_Page extract:_
(begin)
MCQ's Conceptual Framework, Standard-setting and Financial Reporting Flashcards
An entity’s cash purchases and sales of investments considered as cash equivalents are generally part of the entity’s __________ activities, and details of those transactions need not be reported in a statement of cash flows.
A - Investing
B - Operating
C - Cash management
D - Financing
C - Cash management
An entity’s cash purchases and sales of investments considered as cash equivalents generally are part of the enterprise’s cash management activities, and the details of those transactions need not be reported in a statement of cash flows.
A company that is a large accelerated filer must file its Form 10-Q with the United States Securities and Exchange Commission within how many days after the end of the period?
40 Days
Ocean Corp.’s comprehensive insurance policy allows its assets to be replaced at current value. The policy has a $50,000 deductible clause. One of Ocean’s waterfront warehouses was destroyed in a winter storm. Such storms occur approximately every four years. Ocean incurred $20,000 of costs in dismantling the warehouse and plans to replace it. The following data relate to the warehouse:
Current carrying amount $ 300,000
Replacement cost 1,100,000
What amount of gain should Ocean report as a separate component of income on the income statement?
$ 730,000
A gain or loss on the involuntary conversion (e.g., casualty, condemnation, theft) of a nonmonetary asset is recognized in income even if the proceeds received as a result of the involuntary conversion are reinvested in a replacement nonmonetary asset. The gain on the involuntary conversion is
reported as a separate component of income from continuing operations.
Insurance proceeds ($1,100,000 - $50,000) $1,050,000
Carrying amount at conversion date$ 300,000
Add: Dismantling cost 20,000
Amount to determine gain (320,000)
Gain recognized on involuntary conversion $ 730,000
On December 31 of the current year, Paxton Corp. purchased 80% of the outstanding common stock of Small Inc. On the purchase date, the book value of Small’s net assets equaled $1,800,000 and the fair value equaled $2,000,000. In the current year consolidated balance sheet non-controlling interests were reported at $425,000. Under the acquisition method, what amount should be reported as goodwill in the current year consolidated balance sheet?
(end)
_Short problem:_ Carry on the accounting flashcards from where they stop. The records that come next have a separate source and are unrelated to the accounting flashcards.

_Raw data:_
(begin)
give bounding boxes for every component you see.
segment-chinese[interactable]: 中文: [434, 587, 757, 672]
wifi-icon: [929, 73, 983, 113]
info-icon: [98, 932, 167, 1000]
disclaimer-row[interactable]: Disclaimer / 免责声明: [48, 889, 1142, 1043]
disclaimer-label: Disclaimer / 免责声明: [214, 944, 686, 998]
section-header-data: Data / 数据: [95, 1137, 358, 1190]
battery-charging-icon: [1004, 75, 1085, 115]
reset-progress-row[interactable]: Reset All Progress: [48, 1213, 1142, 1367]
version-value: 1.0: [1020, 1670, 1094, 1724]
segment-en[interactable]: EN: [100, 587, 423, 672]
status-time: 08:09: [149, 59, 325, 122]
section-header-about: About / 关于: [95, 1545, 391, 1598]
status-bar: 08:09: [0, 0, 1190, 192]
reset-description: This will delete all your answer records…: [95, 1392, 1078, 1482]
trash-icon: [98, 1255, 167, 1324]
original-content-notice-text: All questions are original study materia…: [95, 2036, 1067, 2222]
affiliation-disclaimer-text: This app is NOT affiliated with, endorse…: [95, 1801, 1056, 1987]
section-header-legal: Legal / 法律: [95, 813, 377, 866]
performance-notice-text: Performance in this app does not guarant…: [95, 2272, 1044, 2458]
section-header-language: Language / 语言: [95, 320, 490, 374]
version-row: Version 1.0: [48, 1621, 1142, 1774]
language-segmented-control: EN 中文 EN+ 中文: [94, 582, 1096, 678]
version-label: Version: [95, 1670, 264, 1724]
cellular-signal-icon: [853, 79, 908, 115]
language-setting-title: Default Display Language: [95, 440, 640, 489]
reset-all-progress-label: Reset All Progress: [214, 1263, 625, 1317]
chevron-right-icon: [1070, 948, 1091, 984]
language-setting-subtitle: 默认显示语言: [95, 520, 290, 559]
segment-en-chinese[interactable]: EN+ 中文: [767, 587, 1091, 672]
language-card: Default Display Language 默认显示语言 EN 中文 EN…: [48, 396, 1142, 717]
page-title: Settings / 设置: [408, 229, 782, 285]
(end)
_Task response:_
A - $ 25,000
B - $ 65,000
C - $125,000
D - $325,000
$ 125,000
Goodwill is the excess of the cash paid (i.e cost) versus the fair value of the net assets. If the 20% non-controlling interest in Small Inc. was $425,000, then 100% cost of Small would be $2,125,000 [$425,000/20%]. Cash of $2,125,000 less fair value of $2,000,000 creates goodwill of $125,000.
The net asset reclassification of a nongovernmental not-for-profit organization would be reported on which of the following?
A - Statement of financial position
B - Statement of activities
C - Statement of cash flows
D - Statement of functional expenses
Statement of activities
The statement of activities includes the revenues, expenses and the net assets released from restriction. Thus, any net asset reclassification (from net asset with donor restrictions to net asset without donor restrictions) is reflected in the statement of activities.
For the eight months ended August 31, year 5, the carpet division of a flooring company, which is considered a major line of business, had an operating loss of $115,000 from operations. On September 1, year 5, the board of directors voted to discontinue the division’s operations. On December 31, year 5, the division was sold for a pre-tax loss of $135,000. The division’s operating loss for year 5 was $240,000. The company’s income tax rate is 30%. What amount of loss should the company report as discontinued operations in the December 31, year 5, income statement?
A - $262,500
B - $260,000
C - $182,000
D - $168,000
$262,500
Results of all discontinued operations are reported net of tax as a separate component on the income statement. The loss to be reported as discontinued operations by the flooring company in question is as follows:
Loss on sale of division $135,000
Add: Division’s operating loss $240,000
Total loss from discontinued operations $375,000
Less: Income Tax @ 30% ($112,500)
After-tax loss $262,500
A company that wishes to disclose information about the effect of changing prices in accordance with FASB Standards should report this information in
A - The body of the financial statements.
B - The notes to the financial statements.
C - Supplementary information to the financial statements.
D - Management’s report to shareholders.
Supplementary information to the financial statements.
A company disclosing voluntary information about the effect of changing prices should report this information in the supplementary information to the financial statements. This information should not be reported in the body of the financial statements, the notes to the financial statements, or management’s report to shareholders.
The GASB’s primary goal for the SEA Concepts Statements is which of the following?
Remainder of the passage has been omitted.